▶ [What you will do]: Type out the data exactly as given. Skip any image.

Stored entries:
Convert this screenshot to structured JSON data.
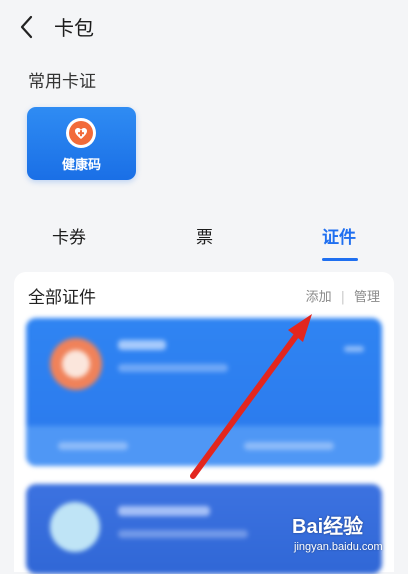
{
  "header": {
    "title": "卡包",
    "back_icon": "chevron-left-icon"
  },
  "common": {
    "section_title": "常用卡证",
    "card": {
      "label": "健康码",
      "icon": "heart-badge-icon",
      "color": "#1a6fe6"
    }
  },
  "tabs": [
    {
      "label": "卡券",
      "active": false
    },
    {
      "label": "票",
      "active": false
    },
    {
      "label": "证件",
      "active": true
    }
  ],
  "panel": {
    "title": "全部证件",
    "actions": {
      "add": "添加",
      "separator": "|",
      "manage": "管理"
    }
  },
  "annotation": {
    "arrow_color": "#e3261e"
  },
  "watermark": {
    "logo": "Bai经验",
    "url": "jingyan.baidu.com"
  },
  "colors": {
    "accent": "#1f6ff0",
    "card_blue": "#2c7cee",
    "card_dark_blue": "#3067d6"
  }
}
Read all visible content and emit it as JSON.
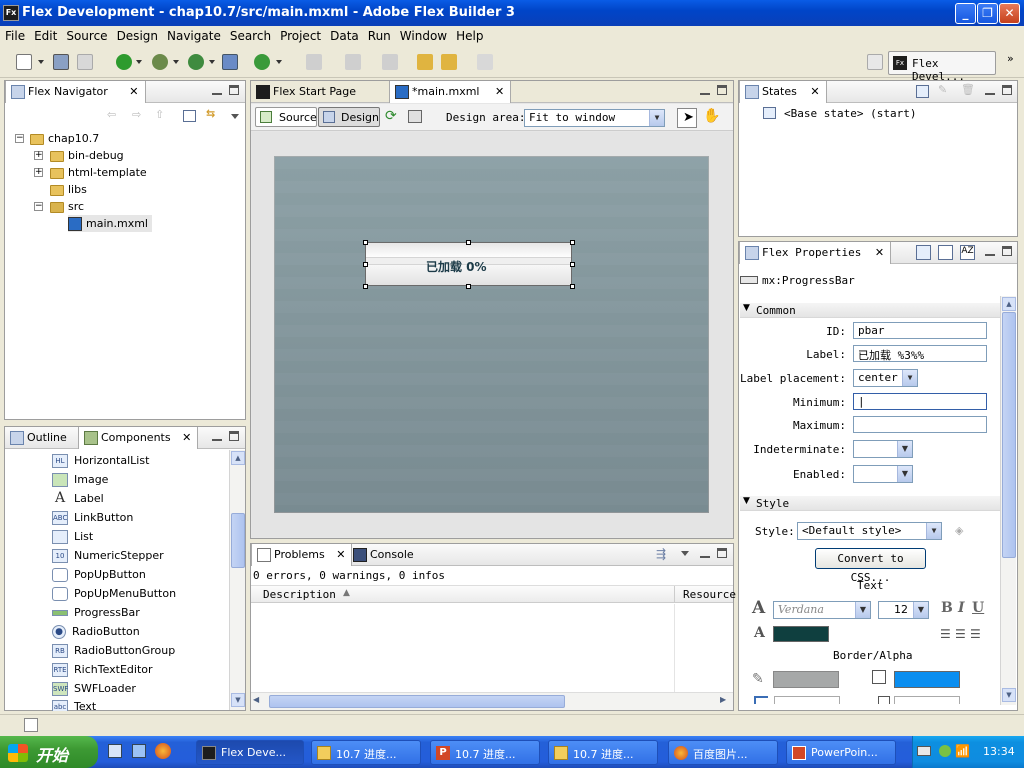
{
  "window": {
    "title": "Flex Development - chap10.7/src/main.mxml - Adobe Flex Builder 3",
    "app_icon": "Fx"
  },
  "menu": [
    "File",
    "Edit",
    "Source",
    "Design",
    "Navigate",
    "Search",
    "Project",
    "Data",
    "Run",
    "Window",
    "Help"
  ],
  "perspective": {
    "label": "Flex Devel..."
  },
  "navigator": {
    "tab_label": "Flex Navigator",
    "project": "chap10.7",
    "folders": [
      "bin-debug",
      "html-template",
      "libs",
      "src"
    ],
    "selected_file": "main.mxml"
  },
  "components_panel": {
    "tabs": [
      "Outline",
      "Components"
    ],
    "items": [
      "HorizontalList",
      "Image",
      "Label",
      "LinkButton",
      "List",
      "NumericStepper",
      "PopUpButton",
      "PopUpMenuButton",
      "ProgressBar",
      "RadioButton",
      "RadioButtonGroup",
      "RichTextEditor",
      "SWFLoader",
      "Text"
    ],
    "icon_labels": [
      "HL",
      "IMG",
      "A",
      "ABC",
      "LST",
      "10",
      "",
      "",
      "",
      "●",
      "RB",
      "RTE",
      "SWF",
      "abc"
    ]
  },
  "editor": {
    "tabs": [
      "Flex Start Page",
      "*main.mxml"
    ],
    "source_label": "Source",
    "design_label": "Design",
    "design_area_label": "Design area:",
    "design_area_value": "Fit to window",
    "progress_label": "已加载 0%"
  },
  "problems": {
    "tabs": [
      "Problems",
      "Console"
    ],
    "summary": "0 errors, 0 warnings, 0 infos",
    "columns": [
      "Description",
      "Resource"
    ]
  },
  "states": {
    "tab_label": "States",
    "item": "<Base state> (start)"
  },
  "properties": {
    "tab_label": "Flex Properties",
    "component": "mx:ProgressBar",
    "common_section": "Common",
    "id_label": "ID:",
    "id_value": "pbar",
    "label_label": "Label:",
    "label_value": "已加载 %3%%",
    "placement_label": "Label placement:",
    "placement_value": "center",
    "minimum_label": "Minimum:",
    "minimum_value": "|",
    "maximum_label": "Maximum:",
    "maximum_value": "",
    "indeterminate_label": "Indeterminate:",
    "enabled_label": "Enabled:",
    "style_section": "Style",
    "style_label": "Style:",
    "style_value": "<Default style>",
    "convert_button": "Convert to CSS...",
    "text_group": "Text",
    "font_family": "Verdana",
    "font_size": "12",
    "bold": "B",
    "italic": "I",
    "underline": "U",
    "text_color": "#0f3f3f",
    "border_group": "Border/Alpha",
    "border_color": "#a6a8a8",
    "fill_color": "#0a8ef0"
  },
  "taskbar": {
    "start_label": "开始",
    "tasks": [
      "Flex Deve...",
      "10.7 进度...",
      "10.7 进度...",
      "10.7 进度...",
      "百度图片...",
      "PowerPoin..."
    ],
    "clock": "13:34"
  }
}
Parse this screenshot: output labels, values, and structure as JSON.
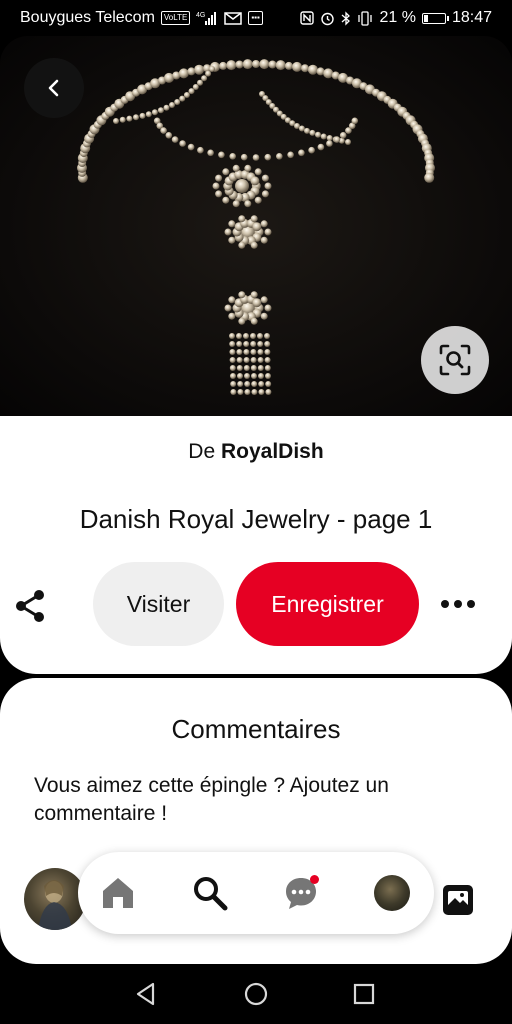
{
  "status_bar": {
    "carrier": "Bouygues Telecom",
    "volte": "VoLTE",
    "network": "4G",
    "battery_percent": "21 %",
    "battery_level": 0.21,
    "time": "18:47"
  },
  "pin": {
    "source_prefix": "De",
    "source_name": "RoyalDish",
    "title": "Danish Royal Jewelry - page 1"
  },
  "actions": {
    "visit_label": "Visiter",
    "save_label": "Enregistrer"
  },
  "comments": {
    "title": "Commentaires",
    "prompt": "Vous aimez cette épingle ? Ajoutez un commentaire !"
  },
  "nav": {
    "items": [
      "home-icon",
      "search-icon",
      "messages-icon",
      "profile-avatar"
    ],
    "has_message_notification": true
  },
  "colors": {
    "brand_red": "#e60023",
    "visit_bg": "#efefef"
  }
}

▶ [Solution to the exercise]:
Convert this screenshot to structured JSON data.
{
  "header": {
    "title": "卡包",
    "back_icon": "chevron-left-icon"
  },
  "common": {
    "section_title": "常用卡证",
    "card": {
      "label": "健康码",
      "icon": "heart-badge-icon",
      "color": "#1a6fe6"
    }
  },
  "tabs": [
    {
      "label": "卡券",
      "active": false
    },
    {
      "label": "票",
      "active": false
    },
    {
      "label": "证件",
      "active": true
    }
  ],
  "panel": {
    "title": "全部证件",
    "actions": {
      "add": "添加",
      "separator": "|",
      "manage": "管理"
    }
  },
  "annotation": {
    "arrow_color": "#e3261e"
  },
  "watermark": {
    "logo": "Bai经验",
    "url": "jingyan.baidu.com"
  },
  "colors": {
    "accent": "#1f6ff0",
    "card_blue": "#2c7cee",
    "card_dark_blue": "#3067d6"
  }
}
Read all visible content and emit it as JSON.
{
  "window": {
    "title": "Flex Development - chap10.7/src/main.mxml - Adobe Flex Builder 3",
    "app_icon": "Fx"
  },
  "menu": [
    "File",
    "Edit",
    "Source",
    "Design",
    "Navigate",
    "Search",
    "Project",
    "Data",
    "Run",
    "Window",
    "Help"
  ],
  "perspective": {
    "label": "Flex Devel..."
  },
  "navigator": {
    "tab_label": "Flex Navigator",
    "project": "chap10.7",
    "folders": [
      "bin-debug",
      "html-template",
      "libs",
      "src"
    ],
    "selected_file": "main.mxml"
  },
  "components_panel": {
    "tabs": [
      "Outline",
      "Components"
    ],
    "items": [
      "HorizontalList",
      "Image",
      "Label",
      "LinkButton",
      "List",
      "NumericStepper",
      "PopUpButton",
      "PopUpMenuButton",
      "ProgressBar",
      "RadioButton",
      "RadioButtonGroup",
      "RichTextEditor",
      "SWFLoader",
      "Text"
    ],
    "icon_labels": [
      "HL",
      "IMG",
      "A",
      "ABC",
      "LST",
      "10",
      "",
      "",
      "",
      "●",
      "RB",
      "RTE",
      "SWF",
      "abc"
    ]
  },
  "editor": {
    "tabs": [
      "Flex Start Page",
      "*main.mxml"
    ],
    "source_label": "Source",
    "design_label": "Design",
    "design_area_label": "Design area:",
    "design_area_value": "Fit to window",
    "progress_label": "已加载 0%"
  },
  "problems": {
    "tabs": [
      "Problems",
      "Console"
    ],
    "summary": "0 errors, 0 warnings, 0 infos",
    "columns": [
      "Description",
      "Resource"
    ]
  },
  "states": {
    "tab_label": "States",
    "item": "<Base state> (start)"
  },
  "properties": {
    "tab_label": "Flex Properties",
    "component": "mx:ProgressBar",
    "common_section": "Common",
    "id_label": "ID:",
    "id_value": "pbar",
    "label_label": "Label:",
    "label_value": "已加载 %3%%",
    "placement_label": "Label placement:",
    "placement_value": "center",
    "minimum_label": "Minimum:",
    "minimum_value": "|",
    "maximum_label": "Maximum:",
    "maximum_value": "",
    "indeterminate_label": "Indeterminate:",
    "enabled_label": "Enabled:",
    "style_section": "Style",
    "style_label": "Style:",
    "style_value": "<Default style>",
    "convert_button": "Convert to CSS...",
    "text_group": "Text",
    "font_family": "Verdana",
    "font_size": "12",
    "bold": "B",
    "italic": "I",
    "underline": "U",
    "text_color": "#0f3f3f",
    "border_group": "Border/Alpha",
    "border_color": "#a6a8a8",
    "fill_color": "#0a8ef0"
  },
  "taskbar": {
    "start_label": "开始",
    "tasks": [
      "Flex Deve...",
      "10.7 进度...",
      "10.7 进度...",
      "10.7 进度...",
      "百度图片...",
      "PowerPoin..."
    ],
    "clock": "13:34"
  }
}
Parse this screenshot: output labels, values, and structure as JSON.
{
  "status_bar": {
    "carrier": "Bouygues Telecom",
    "volte": "VoLTE",
    "network": "4G",
    "battery_percent": "21 %",
    "battery_level": 0.21,
    "time": "18:47"
  },
  "pin": {
    "source_prefix": "De",
    "source_name": "RoyalDish",
    "title": "Danish Royal Jewelry - page 1"
  },
  "actions": {
    "visit_label": "Visiter",
    "save_label": "Enregistrer"
  },
  "comments": {
    "title": "Commentaires",
    "prompt": "Vous aimez cette épingle ? Ajoutez un commentaire !"
  },
  "nav": {
    "items": [
      "home-icon",
      "search-icon",
      "messages-icon",
      "profile-avatar"
    ],
    "has_message_notification": true
  },
  "colors": {
    "brand_red": "#e60023",
    "visit_bg": "#efefef"
  }
}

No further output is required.